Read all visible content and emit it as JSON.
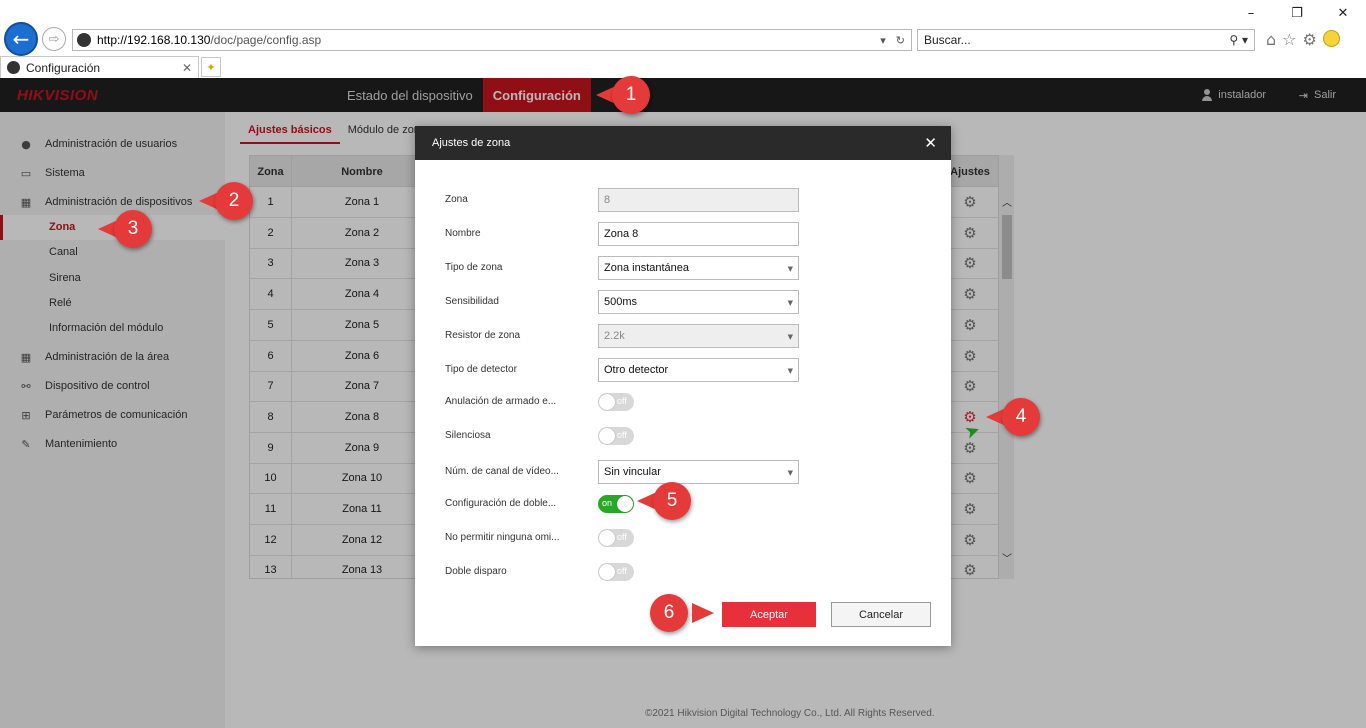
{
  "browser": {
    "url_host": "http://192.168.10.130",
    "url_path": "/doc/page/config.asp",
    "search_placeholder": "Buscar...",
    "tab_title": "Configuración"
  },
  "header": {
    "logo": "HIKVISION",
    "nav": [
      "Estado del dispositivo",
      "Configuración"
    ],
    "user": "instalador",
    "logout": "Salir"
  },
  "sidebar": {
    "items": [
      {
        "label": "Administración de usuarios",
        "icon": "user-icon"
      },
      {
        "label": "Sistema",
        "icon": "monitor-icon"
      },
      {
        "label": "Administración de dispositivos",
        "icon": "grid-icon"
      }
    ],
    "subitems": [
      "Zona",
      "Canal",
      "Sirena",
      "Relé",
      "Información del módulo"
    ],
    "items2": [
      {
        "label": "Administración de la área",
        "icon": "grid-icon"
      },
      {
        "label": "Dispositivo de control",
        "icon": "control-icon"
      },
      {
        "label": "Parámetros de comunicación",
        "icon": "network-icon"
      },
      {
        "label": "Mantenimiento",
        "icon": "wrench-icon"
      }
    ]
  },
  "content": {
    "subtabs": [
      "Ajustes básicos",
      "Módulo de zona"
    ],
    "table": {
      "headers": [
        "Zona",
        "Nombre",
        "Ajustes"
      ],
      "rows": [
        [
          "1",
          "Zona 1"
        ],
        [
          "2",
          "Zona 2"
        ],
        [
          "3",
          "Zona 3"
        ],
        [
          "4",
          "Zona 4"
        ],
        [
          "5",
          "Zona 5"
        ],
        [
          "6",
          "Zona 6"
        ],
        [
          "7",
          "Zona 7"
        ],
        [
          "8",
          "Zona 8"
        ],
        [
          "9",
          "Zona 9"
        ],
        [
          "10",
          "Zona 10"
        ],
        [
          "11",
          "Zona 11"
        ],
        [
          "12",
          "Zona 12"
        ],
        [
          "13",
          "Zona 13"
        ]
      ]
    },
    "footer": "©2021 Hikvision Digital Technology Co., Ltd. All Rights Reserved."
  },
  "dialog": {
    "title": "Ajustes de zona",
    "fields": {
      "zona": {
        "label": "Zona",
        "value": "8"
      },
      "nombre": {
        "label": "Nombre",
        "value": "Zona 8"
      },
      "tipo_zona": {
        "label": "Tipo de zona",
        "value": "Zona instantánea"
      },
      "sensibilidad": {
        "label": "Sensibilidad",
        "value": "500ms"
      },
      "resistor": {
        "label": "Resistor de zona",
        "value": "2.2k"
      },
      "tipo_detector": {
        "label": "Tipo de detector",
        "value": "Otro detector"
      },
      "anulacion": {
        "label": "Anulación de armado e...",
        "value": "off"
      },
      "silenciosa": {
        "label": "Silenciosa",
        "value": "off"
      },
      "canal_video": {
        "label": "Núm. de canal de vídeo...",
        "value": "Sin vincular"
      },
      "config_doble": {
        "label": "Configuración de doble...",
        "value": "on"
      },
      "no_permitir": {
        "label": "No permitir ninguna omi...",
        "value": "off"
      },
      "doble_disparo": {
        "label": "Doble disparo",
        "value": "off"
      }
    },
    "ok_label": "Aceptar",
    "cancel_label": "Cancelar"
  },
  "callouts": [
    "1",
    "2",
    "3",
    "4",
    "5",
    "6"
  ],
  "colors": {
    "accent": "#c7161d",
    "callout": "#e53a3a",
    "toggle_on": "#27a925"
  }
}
────────────────────
Select every line of the records holding the string "control".

● RESPONSE FOR THIS EXERCISE:
        "label": "Dispositivo de control",
        "icon": "control-icon"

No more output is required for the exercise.